Dataset records on visual material:
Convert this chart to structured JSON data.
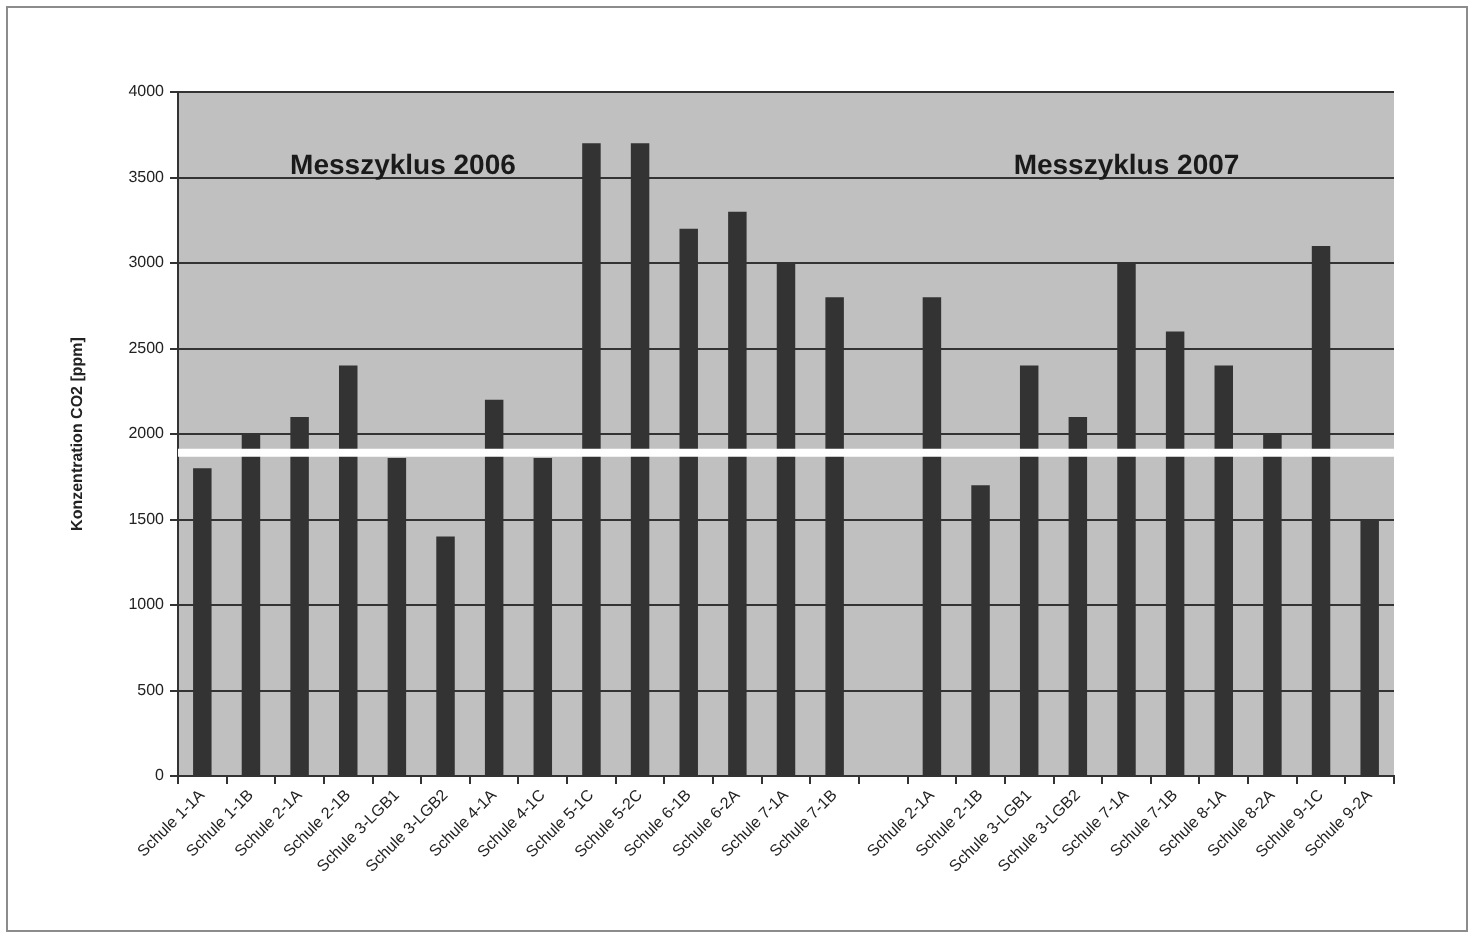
{
  "chart_data": {
    "type": "bar",
    "ylabel": "Konzentration CO2 [ppm]",
    "categories": [
      "Schule 1-1A",
      "Schule 1-1B",
      "Schule 2-1A",
      "Schule 2-1B",
      "Schule 3-LGB1",
      "Schule 3-LGB2",
      "Schule 4-1A",
      "Schule 4-1C",
      "Schule 5-1C",
      "Schule 5-2C",
      "Schule 6-1B",
      "Schule 6-2A",
      "Schule 7-1A",
      "Schule 7-1B",
      null,
      "Schule 2-1A",
      "Schule 2-1B",
      "Schule 3-LGB1",
      "Schule 3-LGB2",
      "Schule 7-1A",
      "Schule 7-1B",
      "Schule 8-1A",
      "Schule 8-2A",
      "Schule 9-1C",
      "Schule 9-2A"
    ],
    "values": [
      1800,
      2000,
      2100,
      2400,
      1860,
      1400,
      2200,
      1860,
      3700,
      3700,
      3200,
      3300,
      3000,
      2800,
      null,
      2800,
      1700,
      2400,
      2100,
      3000,
      2600,
      2400,
      2000,
      3100,
      1500
    ],
    "color": "#333333",
    "ylim": [
      0,
      4000
    ],
    "yticks": [
      0,
      500,
      1000,
      1500,
      2000,
      2500,
      3000,
      3500,
      4000
    ],
    "grid": "y",
    "annotations": [
      "Messzyklus 2006",
      "Messzyklus 2007"
    ],
    "ref_lines": [
      {
        "axis": "y",
        "value": 1890,
        "color": "#ffffff"
      }
    ]
  }
}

■ Given problem
Quote the data above in full and without alteration; skip the pictures.

■ Exercise response
Convert this chart to structured JSON data.
{
  "chart_data": {
    "type": "bar",
    "ylabel": "Konzentration CO2 [ppm]",
    "categories": [
      "Schule 1-1A",
      "Schule 1-1B",
      "Schule 2-1A",
      "Schule 2-1B",
      "Schule 3-LGB1",
      "Schule 3-LGB2",
      "Schule 4-1A",
      "Schule 4-1C",
      "Schule 5-1C",
      "Schule 5-2C",
      "Schule 6-1B",
      "Schule 6-2A",
      "Schule 7-1A",
      "Schule 7-1B",
      null,
      "Schule 2-1A",
      "Schule 2-1B",
      "Schule 3-LGB1",
      "Schule 3-LGB2",
      "Schule 7-1A",
      "Schule 7-1B",
      "Schule 8-1A",
      "Schule 8-2A",
      "Schule 9-1C",
      "Schule 9-2A"
    ],
    "values": [
      1800,
      2000,
      2100,
      2400,
      1860,
      1400,
      2200,
      1860,
      3700,
      3700,
      3200,
      3300,
      3000,
      2800,
      null,
      2800,
      1700,
      2400,
      2100,
      3000,
      2600,
      2400,
      2000,
      3100,
      1500
    ],
    "color": "#333333",
    "ylim": [
      0,
      4000
    ],
    "yticks": [
      0,
      500,
      1000,
      1500,
      2000,
      2500,
      3000,
      3500,
      4000
    ],
    "grid": "y",
    "annotations": [
      "Messzyklus 2006",
      "Messzyklus 2007"
    ],
    "ref_lines": [
      {
        "axis": "y",
        "value": 1890,
        "color": "#ffffff"
      }
    ]
  }
}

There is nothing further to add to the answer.